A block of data
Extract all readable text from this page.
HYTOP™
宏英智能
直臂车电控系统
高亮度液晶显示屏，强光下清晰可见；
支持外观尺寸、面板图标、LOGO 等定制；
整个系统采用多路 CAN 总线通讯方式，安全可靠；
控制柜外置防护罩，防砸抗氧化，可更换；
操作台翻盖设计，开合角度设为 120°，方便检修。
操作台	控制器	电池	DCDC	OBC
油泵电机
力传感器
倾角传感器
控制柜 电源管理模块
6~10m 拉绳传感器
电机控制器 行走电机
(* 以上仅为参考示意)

Given problem: Give back each line above precisely as it stands.

Full response:
Extract all readable text from this page.
HYTOP™
宏英智能
直臂车电控系统
高亮度液晶显示屏，强光下清晰可见；
支持外观尺寸、面板图标、LOGO 等定制；
整个系统采用多路 CAN 总线通讯方式，安全可靠；
控制柜外置防护罩，防砸抗氧化，可更换；
操作台翻盖设计，开合角度设为 120°，方便检修。
操作台	控制器	电池	DCDC	OBC
油泵电机
力传感器
倾角传感器
控制柜 电源管理模块
6~10m 拉绳传感器
电机控制器 行走电机
(* 以上仅为参考示意)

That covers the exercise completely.